# SHORT EXERCISE
Transcribe the records below in full; pictures stay out of the copy.

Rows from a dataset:
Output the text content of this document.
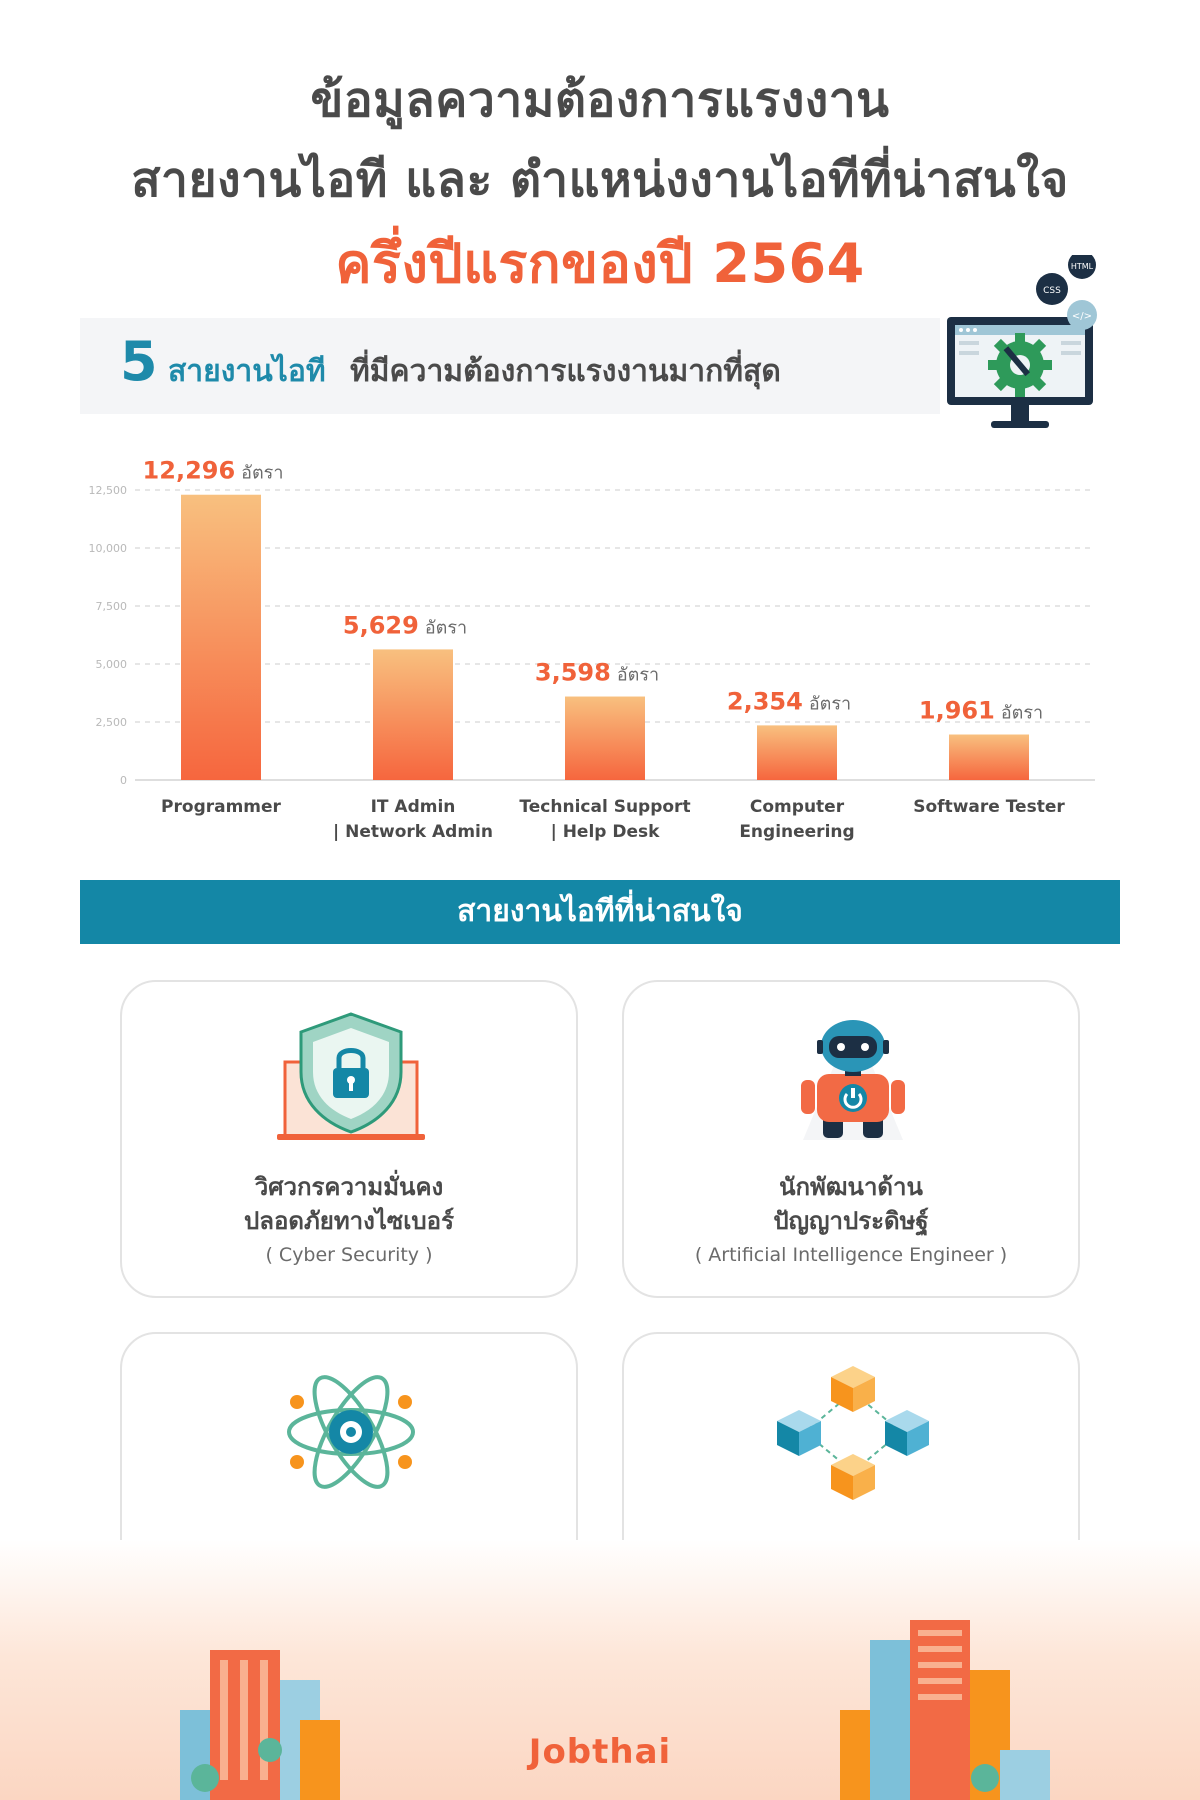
ข้อมูลความต้องการแรงงาน
สายงานไอที และ ตำแหน่งงานไอทีที่น่าสนใจ
ครึ่งปีแรกของปี 2564
5 สายงานไอที ที่มีความต้องการแรงงานมากที่สุด
HTML
CSS
</>
0
2,500
5,000
7,500
10,000
12,500
12,296 อัตรา
Programmer
5,629 อัตรา
IT Admin
| Network Admin
3,598 อัตรา
Technical Support
| Help Desk
2,354 อัตรา
Computer
Engineering
1,961 อัตรา
Software Tester
สายงานไอทีที่น่าสนใจ
วิศวกรความมั่นคง
ปลอดภัยทางไซเบอร์
( Cyber Security )
นักพัฒนาด้าน
ปัญญาประดิษฐ์
( Artificial Intelligence Engineer )
Jobthai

# ANSWER TO THE EXERCISE
Output the text content of this document.
ข้อมูลความต้องการแรงงาน
สายงานไอที และ ตำแหน่งงานไอทีที่น่าสนใจ
ครึ่งปีแรกของปี 2564
5 สายงานไอที ที่มีความต้องการแรงงานมากที่สุด
HTML
CSS
</>
0
2,500
5,000
7,500
10,000
12,500
12,296 อัตรา
Programmer
5,629 อัตรา
IT Admin
| Network Admin
3,598 อัตรา
Technical Support
| Help Desk
2,354 อัตรา
Computer
Engineering
1,961 อัตรา
Software Tester
สายงานไอทีที่น่าสนใจ
วิศวกรความมั่นคง
ปลอดภัยทางไซเบอร์
( Cyber Security )
นักพัฒนาด้าน
ปัญญาประดิษฐ์
( Artificial Intelligence Engineer )
Jobthai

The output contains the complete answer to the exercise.